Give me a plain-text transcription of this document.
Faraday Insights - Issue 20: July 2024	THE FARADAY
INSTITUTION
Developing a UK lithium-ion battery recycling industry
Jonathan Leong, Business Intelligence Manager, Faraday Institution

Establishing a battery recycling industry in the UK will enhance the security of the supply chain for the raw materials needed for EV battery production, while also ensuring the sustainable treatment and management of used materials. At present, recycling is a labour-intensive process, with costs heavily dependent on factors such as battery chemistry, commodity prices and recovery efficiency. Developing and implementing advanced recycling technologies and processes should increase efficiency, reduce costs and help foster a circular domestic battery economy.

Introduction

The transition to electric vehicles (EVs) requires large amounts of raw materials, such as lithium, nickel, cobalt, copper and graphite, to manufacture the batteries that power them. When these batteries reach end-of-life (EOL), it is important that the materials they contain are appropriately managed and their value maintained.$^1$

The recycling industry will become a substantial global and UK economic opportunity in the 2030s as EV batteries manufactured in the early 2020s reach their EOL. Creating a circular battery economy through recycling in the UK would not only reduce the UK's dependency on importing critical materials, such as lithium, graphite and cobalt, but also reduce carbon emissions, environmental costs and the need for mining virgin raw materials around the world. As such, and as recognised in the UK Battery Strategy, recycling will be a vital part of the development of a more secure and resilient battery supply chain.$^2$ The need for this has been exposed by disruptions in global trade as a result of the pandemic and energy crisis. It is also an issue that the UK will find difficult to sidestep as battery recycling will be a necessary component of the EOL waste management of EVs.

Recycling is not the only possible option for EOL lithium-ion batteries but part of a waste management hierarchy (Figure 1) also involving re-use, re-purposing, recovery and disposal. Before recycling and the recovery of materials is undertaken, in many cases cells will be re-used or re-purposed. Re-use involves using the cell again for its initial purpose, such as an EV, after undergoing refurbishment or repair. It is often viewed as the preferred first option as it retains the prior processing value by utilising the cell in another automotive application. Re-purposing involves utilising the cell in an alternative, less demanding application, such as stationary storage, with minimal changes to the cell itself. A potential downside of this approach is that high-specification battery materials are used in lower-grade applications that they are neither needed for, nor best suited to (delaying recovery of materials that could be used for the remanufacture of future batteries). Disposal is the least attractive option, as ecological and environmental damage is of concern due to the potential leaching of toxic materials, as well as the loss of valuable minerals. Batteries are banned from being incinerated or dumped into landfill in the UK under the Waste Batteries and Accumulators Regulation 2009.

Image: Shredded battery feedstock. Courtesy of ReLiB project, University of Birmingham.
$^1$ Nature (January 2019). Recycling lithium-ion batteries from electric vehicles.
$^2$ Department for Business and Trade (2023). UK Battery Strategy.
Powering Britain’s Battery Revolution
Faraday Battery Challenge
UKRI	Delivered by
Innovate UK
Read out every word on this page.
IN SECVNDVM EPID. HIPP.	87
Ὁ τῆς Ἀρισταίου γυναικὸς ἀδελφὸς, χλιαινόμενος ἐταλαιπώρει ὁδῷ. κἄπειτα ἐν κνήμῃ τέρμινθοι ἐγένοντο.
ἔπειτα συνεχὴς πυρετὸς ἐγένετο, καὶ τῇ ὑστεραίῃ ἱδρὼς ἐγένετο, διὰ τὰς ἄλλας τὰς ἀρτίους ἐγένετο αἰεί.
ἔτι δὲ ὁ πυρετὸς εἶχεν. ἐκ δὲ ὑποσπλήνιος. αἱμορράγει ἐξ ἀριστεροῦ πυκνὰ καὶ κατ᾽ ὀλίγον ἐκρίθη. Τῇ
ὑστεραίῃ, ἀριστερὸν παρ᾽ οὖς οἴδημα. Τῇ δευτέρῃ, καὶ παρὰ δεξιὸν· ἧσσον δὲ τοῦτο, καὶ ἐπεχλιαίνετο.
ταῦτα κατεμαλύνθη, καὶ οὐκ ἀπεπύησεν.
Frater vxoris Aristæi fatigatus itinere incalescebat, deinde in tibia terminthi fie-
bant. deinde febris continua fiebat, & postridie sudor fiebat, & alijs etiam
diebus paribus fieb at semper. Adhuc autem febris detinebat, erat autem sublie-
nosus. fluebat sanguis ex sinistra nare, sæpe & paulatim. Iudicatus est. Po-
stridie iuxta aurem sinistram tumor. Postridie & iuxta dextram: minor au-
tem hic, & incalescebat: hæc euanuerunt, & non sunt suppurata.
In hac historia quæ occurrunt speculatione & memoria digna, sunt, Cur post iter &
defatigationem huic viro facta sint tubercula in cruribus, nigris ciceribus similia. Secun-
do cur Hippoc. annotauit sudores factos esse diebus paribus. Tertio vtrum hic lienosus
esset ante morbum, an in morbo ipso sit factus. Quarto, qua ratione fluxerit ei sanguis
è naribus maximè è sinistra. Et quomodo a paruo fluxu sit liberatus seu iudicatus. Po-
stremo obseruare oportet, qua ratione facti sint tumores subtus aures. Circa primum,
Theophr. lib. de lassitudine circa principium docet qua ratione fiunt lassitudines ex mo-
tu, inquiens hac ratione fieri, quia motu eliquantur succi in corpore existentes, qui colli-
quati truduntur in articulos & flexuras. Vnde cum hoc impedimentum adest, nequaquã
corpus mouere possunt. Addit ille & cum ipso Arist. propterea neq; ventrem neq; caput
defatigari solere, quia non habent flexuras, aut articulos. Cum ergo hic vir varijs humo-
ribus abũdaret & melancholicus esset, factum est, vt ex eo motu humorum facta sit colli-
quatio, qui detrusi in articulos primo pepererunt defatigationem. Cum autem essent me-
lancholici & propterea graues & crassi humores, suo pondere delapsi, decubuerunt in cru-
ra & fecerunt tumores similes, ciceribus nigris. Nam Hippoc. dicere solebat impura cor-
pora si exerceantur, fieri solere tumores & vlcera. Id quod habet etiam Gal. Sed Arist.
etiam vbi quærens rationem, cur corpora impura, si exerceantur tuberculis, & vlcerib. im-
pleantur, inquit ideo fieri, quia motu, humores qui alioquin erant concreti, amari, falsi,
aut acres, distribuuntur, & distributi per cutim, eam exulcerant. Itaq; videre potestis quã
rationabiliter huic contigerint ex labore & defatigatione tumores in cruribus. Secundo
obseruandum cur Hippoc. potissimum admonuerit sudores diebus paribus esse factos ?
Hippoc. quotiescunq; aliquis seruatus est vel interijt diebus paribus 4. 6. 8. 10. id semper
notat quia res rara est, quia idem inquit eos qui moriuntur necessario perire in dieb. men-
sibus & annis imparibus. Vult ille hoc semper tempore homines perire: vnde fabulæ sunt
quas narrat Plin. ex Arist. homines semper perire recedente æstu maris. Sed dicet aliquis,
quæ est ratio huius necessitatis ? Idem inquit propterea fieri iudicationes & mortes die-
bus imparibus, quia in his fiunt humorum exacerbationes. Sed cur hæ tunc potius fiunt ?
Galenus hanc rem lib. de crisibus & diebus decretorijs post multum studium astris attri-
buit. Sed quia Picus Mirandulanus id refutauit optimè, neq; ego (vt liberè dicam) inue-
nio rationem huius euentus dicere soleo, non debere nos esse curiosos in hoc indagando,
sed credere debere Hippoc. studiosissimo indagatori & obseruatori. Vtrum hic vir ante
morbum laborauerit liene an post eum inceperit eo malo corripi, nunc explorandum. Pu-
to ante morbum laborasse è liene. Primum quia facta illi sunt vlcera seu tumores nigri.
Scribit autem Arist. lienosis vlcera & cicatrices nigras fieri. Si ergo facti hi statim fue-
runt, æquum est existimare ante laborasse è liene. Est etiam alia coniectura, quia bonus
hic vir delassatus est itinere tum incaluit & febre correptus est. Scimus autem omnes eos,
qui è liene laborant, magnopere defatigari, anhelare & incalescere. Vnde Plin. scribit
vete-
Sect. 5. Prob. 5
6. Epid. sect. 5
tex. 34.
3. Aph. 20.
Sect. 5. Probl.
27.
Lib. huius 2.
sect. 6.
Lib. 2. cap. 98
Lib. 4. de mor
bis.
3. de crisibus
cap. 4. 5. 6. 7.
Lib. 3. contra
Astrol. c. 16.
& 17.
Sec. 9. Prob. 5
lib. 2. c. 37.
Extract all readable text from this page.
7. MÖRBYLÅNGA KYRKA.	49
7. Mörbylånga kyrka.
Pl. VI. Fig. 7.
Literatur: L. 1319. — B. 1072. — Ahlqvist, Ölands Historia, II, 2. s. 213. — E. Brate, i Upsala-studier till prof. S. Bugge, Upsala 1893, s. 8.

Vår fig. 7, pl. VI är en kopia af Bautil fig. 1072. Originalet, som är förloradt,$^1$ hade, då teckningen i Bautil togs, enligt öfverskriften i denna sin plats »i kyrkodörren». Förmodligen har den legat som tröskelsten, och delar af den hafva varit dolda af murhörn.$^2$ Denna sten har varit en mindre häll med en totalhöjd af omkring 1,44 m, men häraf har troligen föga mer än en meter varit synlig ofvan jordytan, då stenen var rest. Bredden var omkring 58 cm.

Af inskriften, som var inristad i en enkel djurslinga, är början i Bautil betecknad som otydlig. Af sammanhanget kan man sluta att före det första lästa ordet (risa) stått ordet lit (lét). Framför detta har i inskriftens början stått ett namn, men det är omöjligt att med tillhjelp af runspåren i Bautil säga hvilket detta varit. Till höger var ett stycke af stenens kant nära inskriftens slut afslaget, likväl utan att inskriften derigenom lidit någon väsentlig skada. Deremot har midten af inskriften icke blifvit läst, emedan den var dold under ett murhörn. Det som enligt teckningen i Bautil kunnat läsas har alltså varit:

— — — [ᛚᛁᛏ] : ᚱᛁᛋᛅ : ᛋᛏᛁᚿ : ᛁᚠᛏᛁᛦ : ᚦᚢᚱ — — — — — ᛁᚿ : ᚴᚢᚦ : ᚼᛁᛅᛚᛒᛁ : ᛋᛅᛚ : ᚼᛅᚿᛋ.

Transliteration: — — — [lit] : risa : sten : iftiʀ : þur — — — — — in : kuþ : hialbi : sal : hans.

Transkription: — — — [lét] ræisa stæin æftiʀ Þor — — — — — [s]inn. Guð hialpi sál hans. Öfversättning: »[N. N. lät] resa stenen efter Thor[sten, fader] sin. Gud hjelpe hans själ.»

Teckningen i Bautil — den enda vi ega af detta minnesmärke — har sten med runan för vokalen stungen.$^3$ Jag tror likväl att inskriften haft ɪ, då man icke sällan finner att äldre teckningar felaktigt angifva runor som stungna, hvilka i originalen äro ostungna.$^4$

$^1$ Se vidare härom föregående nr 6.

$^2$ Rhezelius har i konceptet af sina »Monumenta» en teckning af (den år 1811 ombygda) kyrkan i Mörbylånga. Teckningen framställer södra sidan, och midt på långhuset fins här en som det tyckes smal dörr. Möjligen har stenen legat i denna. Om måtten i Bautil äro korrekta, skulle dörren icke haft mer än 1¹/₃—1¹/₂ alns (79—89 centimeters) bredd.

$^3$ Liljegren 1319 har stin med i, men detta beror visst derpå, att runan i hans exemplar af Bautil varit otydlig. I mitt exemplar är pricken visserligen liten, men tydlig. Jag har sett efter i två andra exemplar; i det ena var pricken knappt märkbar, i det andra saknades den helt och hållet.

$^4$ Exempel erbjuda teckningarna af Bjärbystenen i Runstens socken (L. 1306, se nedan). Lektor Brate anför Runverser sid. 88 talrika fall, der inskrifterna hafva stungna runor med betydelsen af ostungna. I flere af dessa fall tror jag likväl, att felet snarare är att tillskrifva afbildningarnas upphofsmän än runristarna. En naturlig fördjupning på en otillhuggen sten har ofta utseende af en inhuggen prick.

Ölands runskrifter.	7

################

Sift the material for lines with the string "defatigari". Copy each one found.

RESULT OF THE EXERCISE:
defatigari solere, quia non habent flexuras, aut articulos. Cum ergo hic vir varijs humo-
qui è liene laborant, magnopere defatigari, anhelare & incalescere. Vnde Plin. scribit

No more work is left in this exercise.